## Exercise materials

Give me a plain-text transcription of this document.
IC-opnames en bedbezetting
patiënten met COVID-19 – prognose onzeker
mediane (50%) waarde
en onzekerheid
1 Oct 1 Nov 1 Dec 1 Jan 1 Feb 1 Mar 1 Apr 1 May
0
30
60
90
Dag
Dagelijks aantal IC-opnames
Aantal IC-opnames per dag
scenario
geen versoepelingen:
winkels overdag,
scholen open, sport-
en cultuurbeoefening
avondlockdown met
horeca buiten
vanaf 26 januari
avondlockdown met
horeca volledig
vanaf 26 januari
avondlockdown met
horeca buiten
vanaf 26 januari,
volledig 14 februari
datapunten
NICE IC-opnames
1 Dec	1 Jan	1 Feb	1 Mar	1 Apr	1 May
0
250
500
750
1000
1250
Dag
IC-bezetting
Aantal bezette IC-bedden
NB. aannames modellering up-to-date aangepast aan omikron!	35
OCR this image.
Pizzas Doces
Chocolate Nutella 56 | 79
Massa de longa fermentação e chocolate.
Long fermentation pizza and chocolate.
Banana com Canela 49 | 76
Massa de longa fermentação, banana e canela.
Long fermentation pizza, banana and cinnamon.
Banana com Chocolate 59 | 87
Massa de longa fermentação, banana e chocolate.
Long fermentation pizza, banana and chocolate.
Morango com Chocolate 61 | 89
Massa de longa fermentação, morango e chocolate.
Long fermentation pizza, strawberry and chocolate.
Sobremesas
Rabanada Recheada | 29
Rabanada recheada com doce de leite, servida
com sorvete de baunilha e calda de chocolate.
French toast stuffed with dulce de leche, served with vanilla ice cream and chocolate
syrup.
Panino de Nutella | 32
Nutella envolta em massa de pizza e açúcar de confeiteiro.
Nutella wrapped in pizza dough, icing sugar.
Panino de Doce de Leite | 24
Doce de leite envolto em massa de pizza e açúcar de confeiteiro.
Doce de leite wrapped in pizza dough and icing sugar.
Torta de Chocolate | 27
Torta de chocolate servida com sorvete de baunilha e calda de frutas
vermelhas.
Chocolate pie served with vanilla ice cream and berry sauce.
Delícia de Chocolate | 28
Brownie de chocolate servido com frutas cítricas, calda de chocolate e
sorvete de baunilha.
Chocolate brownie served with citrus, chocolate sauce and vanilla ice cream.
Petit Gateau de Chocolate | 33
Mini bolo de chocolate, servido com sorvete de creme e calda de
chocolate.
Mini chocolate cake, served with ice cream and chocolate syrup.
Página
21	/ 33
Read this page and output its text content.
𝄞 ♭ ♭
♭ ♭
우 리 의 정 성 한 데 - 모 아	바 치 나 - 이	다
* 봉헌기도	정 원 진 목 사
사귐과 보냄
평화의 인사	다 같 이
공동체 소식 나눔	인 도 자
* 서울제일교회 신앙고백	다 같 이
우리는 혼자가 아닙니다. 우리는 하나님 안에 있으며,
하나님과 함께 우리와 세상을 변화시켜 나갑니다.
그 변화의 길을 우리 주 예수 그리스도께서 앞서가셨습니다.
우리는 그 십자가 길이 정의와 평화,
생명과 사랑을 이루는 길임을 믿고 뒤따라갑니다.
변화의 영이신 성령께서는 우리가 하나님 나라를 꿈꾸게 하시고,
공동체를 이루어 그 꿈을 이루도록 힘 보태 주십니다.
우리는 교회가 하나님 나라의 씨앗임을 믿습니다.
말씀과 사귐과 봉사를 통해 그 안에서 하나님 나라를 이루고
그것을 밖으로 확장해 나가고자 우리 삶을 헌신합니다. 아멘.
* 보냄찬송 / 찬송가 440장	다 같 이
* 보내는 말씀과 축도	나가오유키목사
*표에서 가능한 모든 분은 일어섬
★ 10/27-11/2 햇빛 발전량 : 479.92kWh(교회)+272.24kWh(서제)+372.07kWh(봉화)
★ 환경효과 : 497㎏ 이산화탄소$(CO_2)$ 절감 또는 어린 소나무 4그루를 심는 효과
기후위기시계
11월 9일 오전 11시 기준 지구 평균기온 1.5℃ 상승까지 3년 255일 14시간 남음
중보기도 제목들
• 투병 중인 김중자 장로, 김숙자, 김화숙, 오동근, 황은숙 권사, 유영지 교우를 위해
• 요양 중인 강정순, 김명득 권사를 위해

## Task details
All of the lines above must be returned exactly.

## Solution for this task
Give me a plain-text transcription of this document.
IC-opnames en bedbezetting
patiënten met COVID-19 – prognose onzeker
mediane (50%) waarde
en onzekerheid
1 Oct 1 Nov 1 Dec 1 Jan 1 Feb 1 Mar 1 Apr 1 May
0
30
60
90
Dag
Dagelijks aantal IC-opnames
Aantal IC-opnames per dag
scenario
geen versoepelingen:
winkels overdag,
scholen open, sport-
en cultuurbeoefening
avondlockdown met
horeca buiten
vanaf 26 januari
avondlockdown met
horeca volledig
vanaf 26 januari
avondlockdown met
horeca buiten
vanaf 26 januari,
volledig 14 februari
datapunten
NICE IC-opnames
1 Dec	1 Jan	1 Feb	1 Mar	1 Apr	1 May
0
250
500
750
1000
1250
Dag
IC-bezetting
Aantal bezette IC-bedden
NB. aannames modellering up-to-date aangepast aan omikron!	35
OCR this image.
Pizzas Doces
Chocolate Nutella 56 | 79
Massa de longa fermentação e chocolate.
Long fermentation pizza and chocolate.
Banana com Canela 49 | 76
Massa de longa fermentação, banana e canela.
Long fermentation pizza, banana and cinnamon.
Banana com Chocolate 59 | 87
Massa de longa fermentação, banana e chocolate.
Long fermentation pizza, banana and chocolate.
Morango com Chocolate 61 | 89
Massa de longa fermentação, morango e chocolate.
Long fermentation pizza, strawberry and chocolate.
Sobremesas
Rabanada Recheada | 29
Rabanada recheada com doce de leite, servida
com sorvete de baunilha e calda de chocolate.
French toast stuffed with dulce de leche, served with vanilla ice cream and chocolate
syrup.
Panino de Nutella | 32
Nutella envolta em massa de pizza e açúcar de confeiteiro.
Nutella wrapped in pizza dough, icing sugar.
Panino de Doce de Leite | 24
Doce de leite envolto em massa de pizza e açúcar de confeiteiro.
Doce de leite wrapped in pizza dough and icing sugar.
Torta de Chocolate | 27
Torta de chocolate servida com sorvete de baunilha e calda de frutas
vermelhas.
Chocolate pie served with vanilla ice cream and berry sauce.
Delícia de Chocolate | 28
Brownie de chocolate servido com frutas cítricas, calda de chocolate e
sorvete de baunilha.
Chocolate brownie served with citrus, chocolate sauce and vanilla ice cream.
Petit Gateau de Chocolate | 33
Mini bolo de chocolate, servido com sorvete de creme e calda de
chocolate.
Mini chocolate cake, served with ice cream and chocolate syrup.
Página
21	/ 33
Read this page and output its text content.
𝄞 ♭ ♭
♭ ♭
우 리 의 정 성 한 데 - 모 아	바 치 나 - 이	다
* 봉헌기도	정 원 진 목 사
사귐과 보냄
평화의 인사	다 같 이
공동체 소식 나눔	인 도 자
* 서울제일교회 신앙고백	다 같 이
우리는 혼자가 아닙니다. 우리는 하나님 안에 있으며,
하나님과 함께 우리와 세상을 변화시켜 나갑니다.
그 변화의 길을 우리 주 예수 그리스도께서 앞서가셨습니다.
우리는 그 십자가 길이 정의와 평화,
생명과 사랑을 이루는 길임을 믿고 뒤따라갑니다.
변화의 영이신 성령께서는 우리가 하나님 나라를 꿈꾸게 하시고,
공동체를 이루어 그 꿈을 이루도록 힘 보태 주십니다.
우리는 교회가 하나님 나라의 씨앗임을 믿습니다.
말씀과 사귐과 봉사를 통해 그 안에서 하나님 나라를 이루고
그것을 밖으로 확장해 나가고자 우리 삶을 헌신합니다. 아멘.
* 보냄찬송 / 찬송가 440장	다 같 이
* 보내는 말씀과 축도	나가오유키목사
*표에서 가능한 모든 분은 일어섬
★ 10/27-11/2 햇빛 발전량 : 479.92kWh(교회)+272.24kWh(서제)+372.07kWh(봉화)
★ 환경효과 : 497㎏ 이산화탄소$(CO_2)$ 절감 또는 어린 소나무 4그루를 심는 효과
기후위기시계
11월 9일 오전 11시 기준 지구 평균기온 1.5℃ 상승까지 3년 255일 14시간 남음
중보기도 제목들
• 투병 중인 김중자 장로, 김숙자, 김화숙, 오동근, 황은숙 권사, 유영지 교우를 위해
• 요양 중인 강정순, 김명득 권사를 위해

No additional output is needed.